## Directions
Extract every line of the items below and reproduce each one without alteration.

Items drawn from a data source
>> begin
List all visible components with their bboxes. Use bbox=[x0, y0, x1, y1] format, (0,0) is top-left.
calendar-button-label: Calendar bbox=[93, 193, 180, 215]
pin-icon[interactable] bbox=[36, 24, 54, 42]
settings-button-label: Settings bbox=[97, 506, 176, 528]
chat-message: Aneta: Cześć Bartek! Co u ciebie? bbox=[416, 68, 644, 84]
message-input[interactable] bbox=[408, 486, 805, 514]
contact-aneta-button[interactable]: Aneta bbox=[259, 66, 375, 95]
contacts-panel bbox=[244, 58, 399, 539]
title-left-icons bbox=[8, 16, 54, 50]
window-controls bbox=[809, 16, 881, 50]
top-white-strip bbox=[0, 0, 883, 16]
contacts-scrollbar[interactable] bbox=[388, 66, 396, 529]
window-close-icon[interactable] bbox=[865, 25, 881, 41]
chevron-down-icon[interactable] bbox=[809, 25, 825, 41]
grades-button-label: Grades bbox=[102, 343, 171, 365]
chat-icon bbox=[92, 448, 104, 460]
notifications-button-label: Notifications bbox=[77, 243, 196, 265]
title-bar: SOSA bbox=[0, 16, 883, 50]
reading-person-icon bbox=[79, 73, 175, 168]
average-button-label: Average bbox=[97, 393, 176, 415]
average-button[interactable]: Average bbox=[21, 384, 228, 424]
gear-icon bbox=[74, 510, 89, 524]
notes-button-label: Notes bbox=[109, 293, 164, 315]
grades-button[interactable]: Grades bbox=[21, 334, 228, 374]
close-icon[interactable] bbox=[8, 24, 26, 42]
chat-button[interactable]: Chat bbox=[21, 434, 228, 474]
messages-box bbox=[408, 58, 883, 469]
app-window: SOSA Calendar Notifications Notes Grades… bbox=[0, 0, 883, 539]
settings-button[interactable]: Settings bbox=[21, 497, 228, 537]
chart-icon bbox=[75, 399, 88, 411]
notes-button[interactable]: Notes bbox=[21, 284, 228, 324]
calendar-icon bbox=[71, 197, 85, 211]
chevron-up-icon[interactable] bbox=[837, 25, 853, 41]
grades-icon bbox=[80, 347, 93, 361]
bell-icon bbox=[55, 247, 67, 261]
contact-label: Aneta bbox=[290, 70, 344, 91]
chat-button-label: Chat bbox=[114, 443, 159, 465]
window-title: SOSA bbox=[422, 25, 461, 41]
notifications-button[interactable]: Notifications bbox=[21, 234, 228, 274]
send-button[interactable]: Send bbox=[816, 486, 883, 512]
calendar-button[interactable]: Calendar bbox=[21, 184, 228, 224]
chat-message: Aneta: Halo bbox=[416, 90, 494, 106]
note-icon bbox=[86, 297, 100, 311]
>> end
## Answer to the exercise
List all visible components with their bboxes. Use bbox=[x0, y0, x1, y1] format, (0,0) is top-left.
calendar-button-label: Calendar bbox=[93, 193, 180, 215]
pin-icon[interactable] bbox=[36, 24, 54, 42]
settings-button-label: Settings bbox=[97, 506, 176, 528]
chat-message: Aneta: Cześć Bartek! Co u ciebie? bbox=[416, 68, 644, 84]
message-input[interactable] bbox=[408, 486, 805, 514]
contact-aneta-button[interactable]: Aneta bbox=[259, 66, 375, 95]
contacts-panel bbox=[244, 58, 399, 539]
title-left-icons bbox=[8, 16, 54, 50]
window-controls bbox=[809, 16, 881, 50]
top-white-strip bbox=[0, 0, 883, 16]
contacts-scrollbar[interactable] bbox=[388, 66, 396, 529]
window-close-icon[interactable] bbox=[865, 25, 881, 41]
chevron-down-icon[interactable] bbox=[809, 25, 825, 41]
grades-button-label: Grades bbox=[102, 343, 171, 365]
chat-icon bbox=[92, 448, 104, 460]
notifications-button-label: Notifications bbox=[77, 243, 196, 265]
title-bar: SOSA bbox=[0, 16, 883, 50]
reading-person-icon bbox=[79, 73, 175, 168]
average-button-label: Average bbox=[97, 393, 176, 415]
average-button[interactable]: Average bbox=[21, 384, 228, 424]
gear-icon bbox=[74, 510, 89, 524]
notes-button-label: Notes bbox=[109, 293, 164, 315]
grades-button[interactable]: Grades bbox=[21, 334, 228, 374]
close-icon[interactable] bbox=[8, 24, 26, 42]
chat-button[interactable]: Chat bbox=[21, 434, 228, 474]
messages-box bbox=[408, 58, 883, 469]
app-window: SOSA Calendar Notifications Notes Grades… bbox=[0, 0, 883, 539]
settings-button[interactable]: Settings bbox=[21, 497, 228, 537]
chart-icon bbox=[75, 399, 88, 411]
notes-button[interactable]: Notes bbox=[21, 284, 228, 324]
calendar-icon bbox=[71, 197, 85, 211]
chevron-up-icon[interactable] bbox=[837, 25, 853, 41]
grades-icon bbox=[80, 347, 93, 361]
bell-icon bbox=[55, 247, 67, 261]
contact-label: Aneta bbox=[290, 70, 344, 91]
chat-button-label: Chat bbox=[114, 443, 159, 465]
window-title: SOSA bbox=[422, 25, 461, 41]
notifications-button[interactable]: Notifications bbox=[21, 234, 228, 274]
send-button[interactable]: Send bbox=[816, 486, 883, 512]
calendar-button[interactable]: Calendar bbox=[21, 184, 228, 224]
chat-message: Aneta: Halo bbox=[416, 90, 494, 106]
note-icon bbox=[86, 297, 100, 311]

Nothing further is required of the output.